Data for the task
^^^^^^^^
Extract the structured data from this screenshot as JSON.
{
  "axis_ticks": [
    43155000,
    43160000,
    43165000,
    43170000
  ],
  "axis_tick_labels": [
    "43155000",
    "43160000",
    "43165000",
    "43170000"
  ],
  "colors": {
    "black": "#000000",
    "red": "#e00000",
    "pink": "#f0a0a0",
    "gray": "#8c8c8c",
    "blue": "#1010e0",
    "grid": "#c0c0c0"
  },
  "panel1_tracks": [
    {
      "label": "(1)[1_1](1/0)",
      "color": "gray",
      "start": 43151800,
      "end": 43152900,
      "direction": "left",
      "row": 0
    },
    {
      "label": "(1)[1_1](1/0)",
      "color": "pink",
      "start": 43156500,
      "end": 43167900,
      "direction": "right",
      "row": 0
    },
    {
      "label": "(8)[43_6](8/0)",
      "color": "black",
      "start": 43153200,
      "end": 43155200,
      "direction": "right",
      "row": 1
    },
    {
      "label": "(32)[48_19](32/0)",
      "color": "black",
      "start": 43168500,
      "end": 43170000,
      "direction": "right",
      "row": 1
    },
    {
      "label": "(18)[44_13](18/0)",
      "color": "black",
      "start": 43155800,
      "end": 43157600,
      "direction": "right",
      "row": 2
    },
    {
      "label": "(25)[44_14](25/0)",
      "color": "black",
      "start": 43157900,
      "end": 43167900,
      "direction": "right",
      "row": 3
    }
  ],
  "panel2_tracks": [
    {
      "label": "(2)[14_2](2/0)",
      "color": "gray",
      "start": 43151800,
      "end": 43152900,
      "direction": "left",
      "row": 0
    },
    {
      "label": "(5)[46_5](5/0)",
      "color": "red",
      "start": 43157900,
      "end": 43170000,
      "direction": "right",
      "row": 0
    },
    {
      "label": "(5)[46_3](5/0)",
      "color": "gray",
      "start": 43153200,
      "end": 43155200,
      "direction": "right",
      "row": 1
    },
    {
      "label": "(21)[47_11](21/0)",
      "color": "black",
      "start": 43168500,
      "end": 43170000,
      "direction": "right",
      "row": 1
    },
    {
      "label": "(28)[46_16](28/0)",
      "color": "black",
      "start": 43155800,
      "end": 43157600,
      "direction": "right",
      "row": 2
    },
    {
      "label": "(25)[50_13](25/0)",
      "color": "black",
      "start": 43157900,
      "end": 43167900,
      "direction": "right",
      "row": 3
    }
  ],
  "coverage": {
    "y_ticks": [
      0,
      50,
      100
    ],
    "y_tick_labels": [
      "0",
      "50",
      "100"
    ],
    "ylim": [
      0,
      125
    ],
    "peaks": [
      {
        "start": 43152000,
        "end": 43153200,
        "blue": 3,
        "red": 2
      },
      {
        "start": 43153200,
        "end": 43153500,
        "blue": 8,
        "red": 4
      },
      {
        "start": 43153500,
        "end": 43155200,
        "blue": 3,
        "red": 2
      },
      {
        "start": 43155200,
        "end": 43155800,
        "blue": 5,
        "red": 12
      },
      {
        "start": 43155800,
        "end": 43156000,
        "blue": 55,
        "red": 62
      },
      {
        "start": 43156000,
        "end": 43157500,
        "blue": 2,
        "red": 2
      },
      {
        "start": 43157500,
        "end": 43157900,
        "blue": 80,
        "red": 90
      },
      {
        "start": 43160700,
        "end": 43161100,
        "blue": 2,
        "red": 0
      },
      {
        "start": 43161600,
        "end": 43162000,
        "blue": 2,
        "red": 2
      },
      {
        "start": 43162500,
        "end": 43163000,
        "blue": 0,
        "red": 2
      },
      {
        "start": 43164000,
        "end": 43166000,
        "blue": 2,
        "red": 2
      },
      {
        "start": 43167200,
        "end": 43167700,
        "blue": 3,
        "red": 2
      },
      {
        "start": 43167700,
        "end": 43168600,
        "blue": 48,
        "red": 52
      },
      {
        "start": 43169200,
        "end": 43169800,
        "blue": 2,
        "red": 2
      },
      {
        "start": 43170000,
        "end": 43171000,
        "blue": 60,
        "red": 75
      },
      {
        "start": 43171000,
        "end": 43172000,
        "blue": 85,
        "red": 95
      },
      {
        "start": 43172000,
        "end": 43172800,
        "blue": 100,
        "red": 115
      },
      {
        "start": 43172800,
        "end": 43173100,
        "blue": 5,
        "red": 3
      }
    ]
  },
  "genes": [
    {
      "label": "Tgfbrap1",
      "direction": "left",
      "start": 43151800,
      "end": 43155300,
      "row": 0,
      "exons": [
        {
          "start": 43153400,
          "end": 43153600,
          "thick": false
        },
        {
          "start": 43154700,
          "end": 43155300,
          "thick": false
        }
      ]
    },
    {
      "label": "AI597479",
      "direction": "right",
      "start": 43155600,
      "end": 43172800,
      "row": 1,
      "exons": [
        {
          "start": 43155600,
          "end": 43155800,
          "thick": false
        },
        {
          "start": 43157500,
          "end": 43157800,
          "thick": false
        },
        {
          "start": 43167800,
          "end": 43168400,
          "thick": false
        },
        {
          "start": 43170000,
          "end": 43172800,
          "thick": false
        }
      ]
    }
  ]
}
^^^^^^^^
Exercise
Set down each entry again, unchanged.

Written solution
Extract the structured data from this screenshot as JSON.
{
  "axis_ticks": [
    43155000,
    43160000,
    43165000,
    43170000
  ],
  "axis_tick_labels": [
    "43155000",
    "43160000",
    "43165000",
    "43170000"
  ],
  "colors": {
    "black": "#000000",
    "red": "#e00000",
    "pink": "#f0a0a0",
    "gray": "#8c8c8c",
    "blue": "#1010e0",
    "grid": "#c0c0c0"
  },
  "panel1_tracks": [
    {
      "label": "(1)[1_1](1/0)",
      "color": "gray",
      "start": 43151800,
      "end": 43152900,
      "direction": "left",
      "row": 0
    },
    {
      "label": "(1)[1_1](1/0)",
      "color": "pink",
      "start": 43156500,
      "end": 43167900,
      "direction": "right",
      "row": 0
    },
    {
      "label": "(8)[43_6](8/0)",
      "color": "black",
      "start": 43153200,
      "end": 43155200,
      "direction": "right",
      "row": 1
    },
    {
      "label": "(32)[48_19](32/0)",
      "color": "black",
      "start": 43168500,
      "end": 43170000,
      "direction": "right",
      "row": 1
    },
    {
      "label": "(18)[44_13](18/0)",
      "color": "black",
      "start": 43155800,
      "end": 43157600,
      "direction": "right",
      "row": 2
    },
    {
      "label": "(25)[44_14](25/0)",
      "color": "black",
      "start": 43157900,
      "end": 43167900,
      "direction": "right",
      "row": 3
    }
  ],
  "panel2_tracks": [
    {
      "label": "(2)[14_2](2/0)",
      "color": "gray",
      "start": 43151800,
      "end": 43152900,
      "direction": "left",
      "row": 0
    },
    {
      "label": "(5)[46_5](5/0)",
      "color": "red",
      "start": 43157900,
      "end": 43170000,
      "direction": "right",
      "row": 0
    },
    {
      "label": "(5)[46_3](5/0)",
      "color": "gray",
      "start": 43153200,
      "end": 43155200,
      "direction": "right",
      "row": 1
    },
    {
      "label": "(21)[47_11](21/0)",
      "color": "black",
      "start": 43168500,
      "end": 43170000,
      "direction": "right",
      "row": 1
    },
    {
      "label": "(28)[46_16](28/0)",
      "color": "black",
      "start": 43155800,
      "end": 43157600,
      "direction": "right",
      "row": 2
    },
    {
      "label": "(25)[50_13](25/0)",
      "color": "black",
      "start": 43157900,
      "end": 43167900,
      "direction": "right",
      "row": 3
    }
  ],
  "coverage": {
    "y_ticks": [
      0,
      50,
      100
    ],
    "y_tick_labels": [
      "0",
      "50",
      "100"
    ],
    "ylim": [
      0,
      125
    ],
    "peaks": [
      {
        "start": 43152000,
        "end": 43153200,
        "blue": 3,
        "red": 2
      },
      {
        "start": 43153200,
        "end": 43153500,
        "blue": 8,
        "red": 4
      },
      {
        "start": 43153500,
        "end": 43155200,
        "blue": 3,
        "red": 2
      },
      {
        "start": 43155200,
        "end": 43155800,
        "blue": 5,
        "red": 12
      },
      {
        "start": 43155800,
        "end": 43156000,
        "blue": 55,
        "red": 62
      },
      {
        "start": 43156000,
        "end": 43157500,
        "blue": 2,
        "red": 2
      },
      {
        "start": 43157500,
        "end": 43157900,
        "blue": 80,
        "red": 90
      },
      {
        "start": 43160700,
        "end": 43161100,
        "blue": 2,
        "red": 0
      },
      {
        "start": 43161600,
        "end": 43162000,
        "blue": 2,
        "red": 2
      },
      {
        "start": 43162500,
        "end": 43163000,
        "blue": 0,
        "red": 2
      },
      {
        "start": 43164000,
        "end": 43166000,
        "blue": 2,
        "red": 2
      },
      {
        "start": 43167200,
        "end": 43167700,
        "blue": 3,
        "red": 2
      },
      {
        "start": 43167700,
        "end": 43168600,
        "blue": 48,
        "red": 52
      },
      {
        "start": 43169200,
        "end": 43169800,
        "blue": 2,
        "red": 2
      },
      {
        "start": 43170000,
        "end": 43171000,
        "blue": 60,
        "red": 75
      },
      {
        "start": 43171000,
        "end": 43172000,
        "blue": 85,
        "red": 95
      },
      {
        "start": 43172000,
        "end": 43172800,
        "blue": 100,
        "red": 115
      },
      {
        "start": 43172800,
        "end": 43173100,
        "blue": 5,
        "red": 3
      }
    ]
  },
  "genes": [
    {
      "label": "Tgfbrap1",
      "direction": "left",
      "start": 43151800,
      "end": 43155300,
      "row": 0,
      "exons": [
        {
          "start": 43153400,
          "end": 43153600,
          "thick": false
        },
        {
          "start": 43154700,
          "end": 43155300,
          "thick": false
        }
      ]
    },
    {
      "label": "AI597479",
      "direction": "right",
      "start": 43155600,
      "end": 43172800,
      "row": 1,
      "exons": [
        {
          "start": 43155600,
          "end": 43155800,
          "thick": false
        },
        {
          "start": 43157500,
          "end": 43157800,
          "thick": false
        },
        {
          "start": 43167800,
          "end": 43168400,
          "thick": false
        },
        {
          "start": 43170000,
          "end": 43172800,
          "thick": false
        }
      ]
    }
  ]
}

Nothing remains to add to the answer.